Directions for this task:
Pick out each line containing the string "callout" and copy it.

Records shown:
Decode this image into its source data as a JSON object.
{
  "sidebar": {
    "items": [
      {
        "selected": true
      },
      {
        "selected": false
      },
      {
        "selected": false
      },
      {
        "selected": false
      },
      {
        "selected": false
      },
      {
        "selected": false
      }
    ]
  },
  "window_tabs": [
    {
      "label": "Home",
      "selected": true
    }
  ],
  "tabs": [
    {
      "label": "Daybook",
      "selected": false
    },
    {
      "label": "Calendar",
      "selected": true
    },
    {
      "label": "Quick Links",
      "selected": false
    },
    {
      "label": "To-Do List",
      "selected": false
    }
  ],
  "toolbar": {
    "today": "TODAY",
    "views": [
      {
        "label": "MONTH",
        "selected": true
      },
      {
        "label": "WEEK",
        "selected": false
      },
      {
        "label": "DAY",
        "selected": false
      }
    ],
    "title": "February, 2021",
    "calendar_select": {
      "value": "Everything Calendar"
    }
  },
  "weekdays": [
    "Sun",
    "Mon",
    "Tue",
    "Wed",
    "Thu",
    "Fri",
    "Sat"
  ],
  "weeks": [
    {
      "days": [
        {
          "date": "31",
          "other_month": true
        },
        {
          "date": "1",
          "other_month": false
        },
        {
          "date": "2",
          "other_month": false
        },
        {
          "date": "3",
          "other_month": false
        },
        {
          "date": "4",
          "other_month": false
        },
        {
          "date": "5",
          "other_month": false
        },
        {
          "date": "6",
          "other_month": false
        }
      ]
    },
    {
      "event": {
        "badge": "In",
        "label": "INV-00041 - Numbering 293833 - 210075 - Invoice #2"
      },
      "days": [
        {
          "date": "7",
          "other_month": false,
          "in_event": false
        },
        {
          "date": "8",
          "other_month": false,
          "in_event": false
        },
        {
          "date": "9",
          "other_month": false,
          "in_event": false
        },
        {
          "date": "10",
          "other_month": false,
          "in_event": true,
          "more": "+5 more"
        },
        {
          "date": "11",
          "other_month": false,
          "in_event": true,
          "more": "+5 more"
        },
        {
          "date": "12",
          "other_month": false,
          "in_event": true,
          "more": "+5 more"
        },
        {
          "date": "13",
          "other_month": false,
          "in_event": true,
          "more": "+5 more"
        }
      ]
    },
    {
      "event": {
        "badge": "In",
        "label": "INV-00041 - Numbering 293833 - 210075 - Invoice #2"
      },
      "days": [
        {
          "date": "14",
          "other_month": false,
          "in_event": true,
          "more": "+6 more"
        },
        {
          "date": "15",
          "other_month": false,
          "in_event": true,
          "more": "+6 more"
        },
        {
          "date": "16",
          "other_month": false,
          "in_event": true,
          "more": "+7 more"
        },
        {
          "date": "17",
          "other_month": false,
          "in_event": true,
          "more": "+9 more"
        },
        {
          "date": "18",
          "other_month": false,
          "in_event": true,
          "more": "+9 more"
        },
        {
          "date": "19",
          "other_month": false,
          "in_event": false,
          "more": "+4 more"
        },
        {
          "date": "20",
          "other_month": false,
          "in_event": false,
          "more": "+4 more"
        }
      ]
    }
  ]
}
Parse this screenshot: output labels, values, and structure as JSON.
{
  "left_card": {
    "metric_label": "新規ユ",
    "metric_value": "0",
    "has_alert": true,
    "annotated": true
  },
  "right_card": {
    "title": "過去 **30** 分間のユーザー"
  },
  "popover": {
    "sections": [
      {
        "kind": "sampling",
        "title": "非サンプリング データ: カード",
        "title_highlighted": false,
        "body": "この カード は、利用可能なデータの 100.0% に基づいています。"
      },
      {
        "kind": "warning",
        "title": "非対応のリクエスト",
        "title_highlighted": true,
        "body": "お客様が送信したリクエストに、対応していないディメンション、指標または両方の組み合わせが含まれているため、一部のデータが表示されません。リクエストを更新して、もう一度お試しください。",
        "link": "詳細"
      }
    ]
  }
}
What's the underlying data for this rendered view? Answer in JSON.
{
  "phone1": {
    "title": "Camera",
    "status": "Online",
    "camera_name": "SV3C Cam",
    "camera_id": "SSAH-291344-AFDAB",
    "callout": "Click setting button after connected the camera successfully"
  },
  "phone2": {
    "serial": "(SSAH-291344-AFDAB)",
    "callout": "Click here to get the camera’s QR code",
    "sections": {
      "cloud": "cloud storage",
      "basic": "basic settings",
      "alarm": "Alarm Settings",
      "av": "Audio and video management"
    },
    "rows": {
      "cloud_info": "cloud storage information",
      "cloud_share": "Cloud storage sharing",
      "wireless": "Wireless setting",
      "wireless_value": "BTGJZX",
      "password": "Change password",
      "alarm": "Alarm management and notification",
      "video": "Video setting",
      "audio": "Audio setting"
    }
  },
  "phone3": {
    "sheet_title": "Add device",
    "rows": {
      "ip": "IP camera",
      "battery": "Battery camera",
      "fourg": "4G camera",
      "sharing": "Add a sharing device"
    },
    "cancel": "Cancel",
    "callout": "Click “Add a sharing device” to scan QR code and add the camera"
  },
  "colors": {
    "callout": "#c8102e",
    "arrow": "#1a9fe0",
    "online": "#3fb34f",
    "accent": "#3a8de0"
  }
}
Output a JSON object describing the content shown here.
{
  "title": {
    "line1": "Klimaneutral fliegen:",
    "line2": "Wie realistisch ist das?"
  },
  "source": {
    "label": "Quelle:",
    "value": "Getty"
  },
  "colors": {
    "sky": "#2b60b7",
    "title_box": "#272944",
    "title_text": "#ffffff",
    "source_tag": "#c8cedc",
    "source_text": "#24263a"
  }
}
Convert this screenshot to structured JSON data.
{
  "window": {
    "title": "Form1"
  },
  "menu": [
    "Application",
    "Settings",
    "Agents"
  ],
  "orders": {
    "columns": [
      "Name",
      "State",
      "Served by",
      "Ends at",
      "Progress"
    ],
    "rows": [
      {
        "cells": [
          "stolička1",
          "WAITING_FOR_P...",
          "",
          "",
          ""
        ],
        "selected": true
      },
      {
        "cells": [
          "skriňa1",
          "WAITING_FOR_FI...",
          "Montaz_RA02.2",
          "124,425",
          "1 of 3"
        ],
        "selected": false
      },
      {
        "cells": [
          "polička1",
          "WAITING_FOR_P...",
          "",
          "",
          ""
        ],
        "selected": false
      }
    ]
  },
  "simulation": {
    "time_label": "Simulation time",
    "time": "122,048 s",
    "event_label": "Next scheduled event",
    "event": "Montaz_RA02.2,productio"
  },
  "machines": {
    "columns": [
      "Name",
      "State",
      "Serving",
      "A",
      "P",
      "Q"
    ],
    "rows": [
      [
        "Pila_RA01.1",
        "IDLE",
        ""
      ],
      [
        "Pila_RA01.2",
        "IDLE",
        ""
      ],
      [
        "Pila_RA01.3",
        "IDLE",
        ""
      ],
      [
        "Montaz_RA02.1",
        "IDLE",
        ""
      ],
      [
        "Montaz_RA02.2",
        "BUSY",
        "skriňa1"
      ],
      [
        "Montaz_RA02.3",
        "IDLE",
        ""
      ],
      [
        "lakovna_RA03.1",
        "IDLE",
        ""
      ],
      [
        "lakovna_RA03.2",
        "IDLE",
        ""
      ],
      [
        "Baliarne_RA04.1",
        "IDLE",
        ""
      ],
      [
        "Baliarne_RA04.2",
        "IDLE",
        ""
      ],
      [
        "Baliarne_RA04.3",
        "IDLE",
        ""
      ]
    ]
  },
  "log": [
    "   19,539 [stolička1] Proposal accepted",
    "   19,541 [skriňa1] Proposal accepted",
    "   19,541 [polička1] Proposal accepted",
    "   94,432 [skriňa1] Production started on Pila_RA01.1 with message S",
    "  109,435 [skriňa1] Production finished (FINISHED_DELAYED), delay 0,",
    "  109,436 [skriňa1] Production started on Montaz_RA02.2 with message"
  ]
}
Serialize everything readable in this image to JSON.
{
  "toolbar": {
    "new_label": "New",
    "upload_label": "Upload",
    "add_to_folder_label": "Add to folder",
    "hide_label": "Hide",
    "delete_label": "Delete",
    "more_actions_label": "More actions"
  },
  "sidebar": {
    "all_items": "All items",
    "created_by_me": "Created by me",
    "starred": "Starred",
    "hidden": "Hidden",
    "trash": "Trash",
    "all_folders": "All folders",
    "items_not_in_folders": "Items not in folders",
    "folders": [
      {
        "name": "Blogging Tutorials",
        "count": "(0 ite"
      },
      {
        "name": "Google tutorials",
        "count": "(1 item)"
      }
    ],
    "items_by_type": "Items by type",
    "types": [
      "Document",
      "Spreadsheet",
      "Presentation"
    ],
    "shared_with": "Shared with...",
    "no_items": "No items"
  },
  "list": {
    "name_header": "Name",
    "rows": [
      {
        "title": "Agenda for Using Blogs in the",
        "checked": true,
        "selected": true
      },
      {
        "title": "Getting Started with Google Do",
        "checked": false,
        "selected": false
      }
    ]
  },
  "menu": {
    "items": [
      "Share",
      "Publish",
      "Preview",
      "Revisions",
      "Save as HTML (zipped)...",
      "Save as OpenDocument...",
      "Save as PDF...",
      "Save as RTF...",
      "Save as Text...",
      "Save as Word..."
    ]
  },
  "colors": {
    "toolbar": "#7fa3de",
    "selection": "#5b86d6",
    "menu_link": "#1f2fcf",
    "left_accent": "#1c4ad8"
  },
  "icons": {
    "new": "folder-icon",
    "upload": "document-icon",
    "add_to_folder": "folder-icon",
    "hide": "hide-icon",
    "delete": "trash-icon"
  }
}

Full output:
    "callout": "Click setting button after connected the camera successfully"
    "callout": "Click here to get the camera’s QR code",
    "callout": "Click “Add a sharing device” to scan QR code and add the camera"
    "callout": "#c8102e",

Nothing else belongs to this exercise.